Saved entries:
----
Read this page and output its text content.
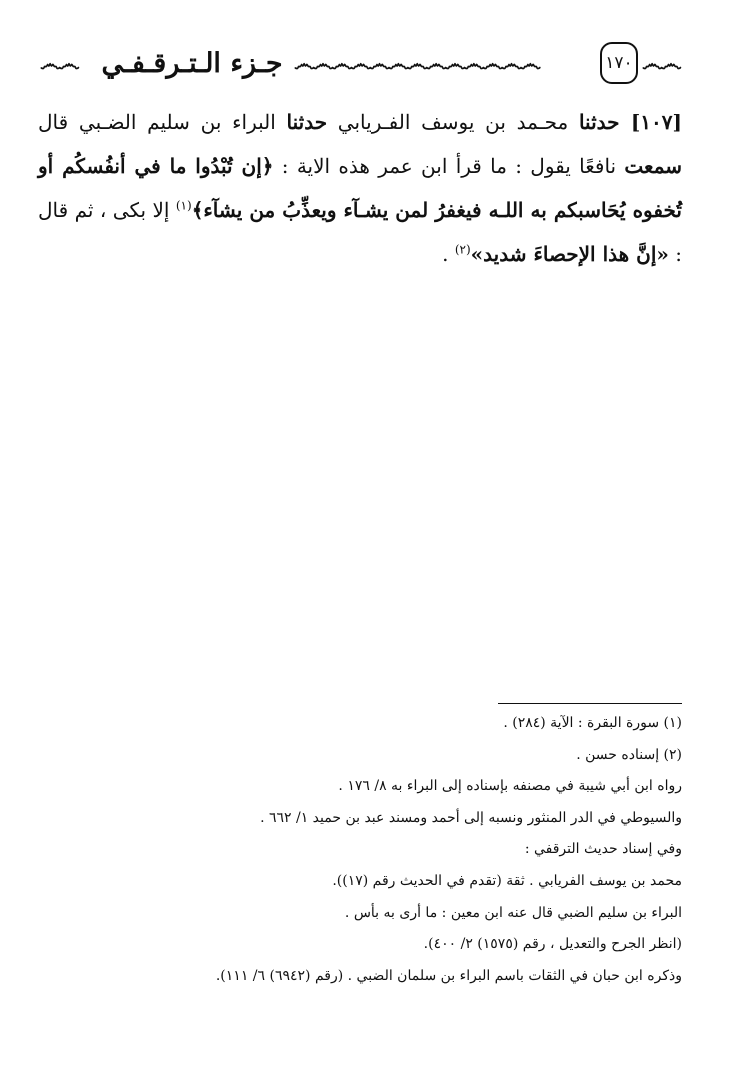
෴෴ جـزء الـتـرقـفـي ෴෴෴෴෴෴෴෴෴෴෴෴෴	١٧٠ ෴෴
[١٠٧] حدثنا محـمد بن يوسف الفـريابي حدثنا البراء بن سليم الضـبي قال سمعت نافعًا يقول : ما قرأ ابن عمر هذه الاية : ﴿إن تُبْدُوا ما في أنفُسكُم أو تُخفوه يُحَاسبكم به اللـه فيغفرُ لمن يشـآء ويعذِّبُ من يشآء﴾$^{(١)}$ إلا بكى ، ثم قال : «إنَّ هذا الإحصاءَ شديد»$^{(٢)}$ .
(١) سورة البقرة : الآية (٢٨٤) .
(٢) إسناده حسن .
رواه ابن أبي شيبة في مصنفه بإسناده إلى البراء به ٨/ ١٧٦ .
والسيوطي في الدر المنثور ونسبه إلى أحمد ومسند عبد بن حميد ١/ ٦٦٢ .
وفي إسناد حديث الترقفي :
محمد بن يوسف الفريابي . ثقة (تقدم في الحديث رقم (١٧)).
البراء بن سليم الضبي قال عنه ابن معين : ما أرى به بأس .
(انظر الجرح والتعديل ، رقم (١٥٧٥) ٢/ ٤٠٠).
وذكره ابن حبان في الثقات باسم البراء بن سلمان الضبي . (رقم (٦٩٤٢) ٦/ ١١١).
----
-- Problem to solve --
Without the pictures, write out every entry precisely as it appears.

-- Solution below --
Read this page and output its text content.
෴෴ جـزء الـتـرقـفـي ෴෴෴෴෴෴෴෴෴෴෴෴෴	١٧٠ ෴෴
[١٠٧] حدثنا محـمد بن يوسف الفـريابي حدثنا البراء بن سليم الضـبي قال سمعت نافعًا يقول : ما قرأ ابن عمر هذه الاية : ﴿إن تُبْدُوا ما في أنفُسكُم أو تُخفوه يُحَاسبكم به اللـه فيغفرُ لمن يشـآء ويعذِّبُ من يشآء﴾$^{(١)}$ إلا بكى ، ثم قال : «إنَّ هذا الإحصاءَ شديد»$^{(٢)}$ .
(١) سورة البقرة : الآية (٢٨٤) .
(٢) إسناده حسن .
رواه ابن أبي شيبة في مصنفه بإسناده إلى البراء به ٨/ ١٧٦ .
والسيوطي في الدر المنثور ونسبه إلى أحمد ومسند عبد بن حميد ١/ ٦٦٢ .
وفي إسناد حديث الترقفي :
محمد بن يوسف الفريابي . ثقة (تقدم في الحديث رقم (١٧)).
البراء بن سليم الضبي قال عنه ابن معين : ما أرى به بأس .
(انظر الجرح والتعديل ، رقم (١٥٧٥) ٢/ ٤٠٠).
وذكره ابن حبان في الثقات باسم البراء بن سلمان الضبي . (رقم (٦٩٤٢) ٦/ ١١١).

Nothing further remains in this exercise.